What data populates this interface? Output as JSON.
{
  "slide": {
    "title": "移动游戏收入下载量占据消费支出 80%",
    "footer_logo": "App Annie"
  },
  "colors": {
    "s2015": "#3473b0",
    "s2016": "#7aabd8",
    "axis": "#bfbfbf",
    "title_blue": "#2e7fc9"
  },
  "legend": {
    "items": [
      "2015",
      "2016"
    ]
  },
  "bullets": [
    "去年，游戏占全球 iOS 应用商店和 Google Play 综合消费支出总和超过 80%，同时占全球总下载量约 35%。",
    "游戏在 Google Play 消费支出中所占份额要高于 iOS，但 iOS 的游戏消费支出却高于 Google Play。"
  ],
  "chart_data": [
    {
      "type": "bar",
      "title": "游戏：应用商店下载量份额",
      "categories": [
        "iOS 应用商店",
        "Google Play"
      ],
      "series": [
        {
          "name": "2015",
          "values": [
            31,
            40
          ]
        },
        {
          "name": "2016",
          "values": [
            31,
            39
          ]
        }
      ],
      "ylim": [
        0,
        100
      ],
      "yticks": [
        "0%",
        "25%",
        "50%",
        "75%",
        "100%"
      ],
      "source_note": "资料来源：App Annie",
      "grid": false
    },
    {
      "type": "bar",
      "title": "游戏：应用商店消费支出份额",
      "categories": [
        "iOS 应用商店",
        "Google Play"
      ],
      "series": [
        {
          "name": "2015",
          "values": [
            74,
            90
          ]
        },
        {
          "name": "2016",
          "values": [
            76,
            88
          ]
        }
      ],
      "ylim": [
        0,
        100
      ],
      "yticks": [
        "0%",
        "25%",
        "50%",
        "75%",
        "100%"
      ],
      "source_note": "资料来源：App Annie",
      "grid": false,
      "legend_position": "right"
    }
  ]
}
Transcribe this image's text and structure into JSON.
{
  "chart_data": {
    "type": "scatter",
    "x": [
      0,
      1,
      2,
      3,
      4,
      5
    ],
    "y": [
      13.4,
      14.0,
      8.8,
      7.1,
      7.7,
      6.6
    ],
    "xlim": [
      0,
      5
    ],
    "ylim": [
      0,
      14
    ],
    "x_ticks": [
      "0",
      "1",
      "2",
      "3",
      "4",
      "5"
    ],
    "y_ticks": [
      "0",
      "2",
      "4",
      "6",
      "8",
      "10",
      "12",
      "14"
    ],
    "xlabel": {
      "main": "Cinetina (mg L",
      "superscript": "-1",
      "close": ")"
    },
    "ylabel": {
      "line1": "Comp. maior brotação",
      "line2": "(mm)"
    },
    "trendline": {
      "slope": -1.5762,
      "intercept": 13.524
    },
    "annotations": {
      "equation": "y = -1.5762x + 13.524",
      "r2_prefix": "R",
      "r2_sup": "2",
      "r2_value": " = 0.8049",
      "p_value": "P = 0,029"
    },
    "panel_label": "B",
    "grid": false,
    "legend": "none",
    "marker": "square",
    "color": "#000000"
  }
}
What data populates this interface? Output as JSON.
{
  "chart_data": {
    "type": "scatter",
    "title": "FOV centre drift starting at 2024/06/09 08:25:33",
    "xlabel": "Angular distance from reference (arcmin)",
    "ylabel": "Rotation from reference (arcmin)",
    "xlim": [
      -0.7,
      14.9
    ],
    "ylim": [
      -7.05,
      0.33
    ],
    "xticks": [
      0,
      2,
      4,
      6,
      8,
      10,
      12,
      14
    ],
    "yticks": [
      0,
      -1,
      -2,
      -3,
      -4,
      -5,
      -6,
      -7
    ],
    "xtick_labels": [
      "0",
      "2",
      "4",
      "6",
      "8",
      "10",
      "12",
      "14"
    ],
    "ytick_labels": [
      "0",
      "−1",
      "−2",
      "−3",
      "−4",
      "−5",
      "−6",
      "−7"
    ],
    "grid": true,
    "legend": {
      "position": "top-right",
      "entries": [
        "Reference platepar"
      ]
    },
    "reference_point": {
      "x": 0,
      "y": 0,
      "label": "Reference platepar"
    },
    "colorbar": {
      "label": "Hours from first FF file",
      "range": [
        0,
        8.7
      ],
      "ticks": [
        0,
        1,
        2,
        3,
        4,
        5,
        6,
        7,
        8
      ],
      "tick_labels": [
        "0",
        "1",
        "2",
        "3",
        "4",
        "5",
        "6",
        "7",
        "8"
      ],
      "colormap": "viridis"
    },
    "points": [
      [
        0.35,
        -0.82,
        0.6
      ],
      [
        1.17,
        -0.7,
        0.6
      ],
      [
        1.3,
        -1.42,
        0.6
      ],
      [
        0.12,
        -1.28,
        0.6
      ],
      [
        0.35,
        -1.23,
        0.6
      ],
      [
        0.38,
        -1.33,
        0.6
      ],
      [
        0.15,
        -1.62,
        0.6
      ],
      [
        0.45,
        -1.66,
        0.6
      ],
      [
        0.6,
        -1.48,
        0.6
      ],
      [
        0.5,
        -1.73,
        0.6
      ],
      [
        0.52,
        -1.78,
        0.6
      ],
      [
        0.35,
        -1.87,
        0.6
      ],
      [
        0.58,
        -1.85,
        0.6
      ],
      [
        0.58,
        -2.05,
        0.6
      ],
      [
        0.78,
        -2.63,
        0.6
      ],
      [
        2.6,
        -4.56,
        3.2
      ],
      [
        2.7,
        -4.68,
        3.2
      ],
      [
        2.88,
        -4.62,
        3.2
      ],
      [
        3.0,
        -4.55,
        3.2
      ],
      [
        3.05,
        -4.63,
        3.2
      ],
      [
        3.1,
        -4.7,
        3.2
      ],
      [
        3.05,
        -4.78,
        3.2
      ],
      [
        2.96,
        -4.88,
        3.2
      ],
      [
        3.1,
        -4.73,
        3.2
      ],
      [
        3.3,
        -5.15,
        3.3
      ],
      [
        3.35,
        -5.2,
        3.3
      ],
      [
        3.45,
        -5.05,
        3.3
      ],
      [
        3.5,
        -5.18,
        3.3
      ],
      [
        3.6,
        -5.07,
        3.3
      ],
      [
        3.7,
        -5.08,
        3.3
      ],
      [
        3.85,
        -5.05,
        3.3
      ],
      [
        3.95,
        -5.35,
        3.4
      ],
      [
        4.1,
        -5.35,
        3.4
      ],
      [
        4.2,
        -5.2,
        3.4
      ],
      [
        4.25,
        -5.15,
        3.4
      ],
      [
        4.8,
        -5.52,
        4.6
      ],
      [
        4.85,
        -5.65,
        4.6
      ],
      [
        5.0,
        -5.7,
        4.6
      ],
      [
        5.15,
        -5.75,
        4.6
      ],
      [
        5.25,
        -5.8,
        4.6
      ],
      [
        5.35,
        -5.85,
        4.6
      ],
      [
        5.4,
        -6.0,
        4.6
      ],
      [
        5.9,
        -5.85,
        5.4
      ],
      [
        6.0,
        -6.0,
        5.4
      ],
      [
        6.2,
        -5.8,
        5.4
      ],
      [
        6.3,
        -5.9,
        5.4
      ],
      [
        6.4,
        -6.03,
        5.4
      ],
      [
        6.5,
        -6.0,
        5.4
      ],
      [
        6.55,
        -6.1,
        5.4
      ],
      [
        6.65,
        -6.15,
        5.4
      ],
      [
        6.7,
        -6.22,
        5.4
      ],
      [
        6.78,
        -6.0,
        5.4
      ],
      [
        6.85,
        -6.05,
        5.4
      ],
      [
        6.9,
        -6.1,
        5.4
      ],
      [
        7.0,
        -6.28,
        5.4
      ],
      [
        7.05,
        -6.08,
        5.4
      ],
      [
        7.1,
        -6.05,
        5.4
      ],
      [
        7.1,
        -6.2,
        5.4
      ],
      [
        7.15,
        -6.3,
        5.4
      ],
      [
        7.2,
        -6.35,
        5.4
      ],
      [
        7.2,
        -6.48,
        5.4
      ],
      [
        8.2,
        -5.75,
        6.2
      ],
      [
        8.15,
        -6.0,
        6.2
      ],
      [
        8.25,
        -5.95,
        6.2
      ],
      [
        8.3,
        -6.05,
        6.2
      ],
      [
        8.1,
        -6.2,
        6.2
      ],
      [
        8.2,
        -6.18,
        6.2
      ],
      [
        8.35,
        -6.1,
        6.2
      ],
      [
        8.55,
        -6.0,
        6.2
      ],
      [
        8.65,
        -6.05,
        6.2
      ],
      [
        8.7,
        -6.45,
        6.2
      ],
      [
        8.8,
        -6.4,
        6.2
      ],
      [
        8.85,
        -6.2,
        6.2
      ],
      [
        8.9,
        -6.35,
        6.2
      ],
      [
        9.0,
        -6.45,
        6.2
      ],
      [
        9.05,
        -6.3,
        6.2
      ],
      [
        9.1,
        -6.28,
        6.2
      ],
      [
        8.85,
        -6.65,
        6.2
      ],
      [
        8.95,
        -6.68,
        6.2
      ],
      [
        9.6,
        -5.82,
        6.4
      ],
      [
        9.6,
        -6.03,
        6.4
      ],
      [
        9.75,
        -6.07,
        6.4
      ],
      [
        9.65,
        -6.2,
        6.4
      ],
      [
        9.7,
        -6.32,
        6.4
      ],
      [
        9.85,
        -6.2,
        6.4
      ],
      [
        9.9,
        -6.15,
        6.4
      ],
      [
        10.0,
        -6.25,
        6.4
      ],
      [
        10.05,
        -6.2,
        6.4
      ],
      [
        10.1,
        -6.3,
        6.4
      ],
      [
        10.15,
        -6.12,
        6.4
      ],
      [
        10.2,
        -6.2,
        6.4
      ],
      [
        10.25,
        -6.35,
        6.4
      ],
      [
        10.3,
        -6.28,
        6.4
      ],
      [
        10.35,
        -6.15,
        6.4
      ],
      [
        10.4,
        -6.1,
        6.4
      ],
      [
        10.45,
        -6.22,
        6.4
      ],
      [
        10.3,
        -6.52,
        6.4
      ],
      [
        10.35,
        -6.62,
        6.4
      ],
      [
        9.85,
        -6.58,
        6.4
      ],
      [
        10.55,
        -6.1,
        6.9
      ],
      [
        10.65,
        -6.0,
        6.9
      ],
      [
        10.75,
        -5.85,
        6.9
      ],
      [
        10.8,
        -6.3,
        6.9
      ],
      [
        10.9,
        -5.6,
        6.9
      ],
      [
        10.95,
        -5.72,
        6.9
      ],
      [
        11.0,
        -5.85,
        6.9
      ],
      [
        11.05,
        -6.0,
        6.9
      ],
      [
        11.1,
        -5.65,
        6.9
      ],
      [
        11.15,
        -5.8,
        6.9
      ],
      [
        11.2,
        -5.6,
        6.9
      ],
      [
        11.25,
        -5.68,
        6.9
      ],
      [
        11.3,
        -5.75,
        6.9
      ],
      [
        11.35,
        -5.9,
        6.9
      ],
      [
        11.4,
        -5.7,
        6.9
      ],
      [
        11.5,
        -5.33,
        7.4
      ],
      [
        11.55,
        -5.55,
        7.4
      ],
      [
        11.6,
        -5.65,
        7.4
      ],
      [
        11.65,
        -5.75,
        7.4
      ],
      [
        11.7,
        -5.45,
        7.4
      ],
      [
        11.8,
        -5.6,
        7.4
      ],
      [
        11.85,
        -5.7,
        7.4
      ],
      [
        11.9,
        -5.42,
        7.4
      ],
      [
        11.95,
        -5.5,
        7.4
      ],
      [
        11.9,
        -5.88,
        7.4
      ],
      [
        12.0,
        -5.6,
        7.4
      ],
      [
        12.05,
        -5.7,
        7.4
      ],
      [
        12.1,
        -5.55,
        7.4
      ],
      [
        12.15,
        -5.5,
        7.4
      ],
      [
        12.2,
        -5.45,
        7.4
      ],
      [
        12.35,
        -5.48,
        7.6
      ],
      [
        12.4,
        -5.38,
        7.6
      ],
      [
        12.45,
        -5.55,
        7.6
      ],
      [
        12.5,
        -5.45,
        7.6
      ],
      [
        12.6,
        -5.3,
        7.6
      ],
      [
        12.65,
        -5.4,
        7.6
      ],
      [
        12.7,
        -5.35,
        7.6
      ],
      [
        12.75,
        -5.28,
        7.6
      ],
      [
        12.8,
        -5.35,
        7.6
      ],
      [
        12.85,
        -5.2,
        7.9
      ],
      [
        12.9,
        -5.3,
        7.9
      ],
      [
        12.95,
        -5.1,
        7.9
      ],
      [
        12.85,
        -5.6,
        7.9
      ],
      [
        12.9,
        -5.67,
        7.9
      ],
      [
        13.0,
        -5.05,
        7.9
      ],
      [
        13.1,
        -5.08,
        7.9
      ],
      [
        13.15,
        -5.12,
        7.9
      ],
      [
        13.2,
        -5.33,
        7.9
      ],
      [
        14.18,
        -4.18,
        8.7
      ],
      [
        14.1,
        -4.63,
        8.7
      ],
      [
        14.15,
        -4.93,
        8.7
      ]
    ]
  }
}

Exercise goal: From the listing above, copy all lines holding the word "platepar".

Solution to this task:
        "Reference platepar"
      "label": "Reference platepar"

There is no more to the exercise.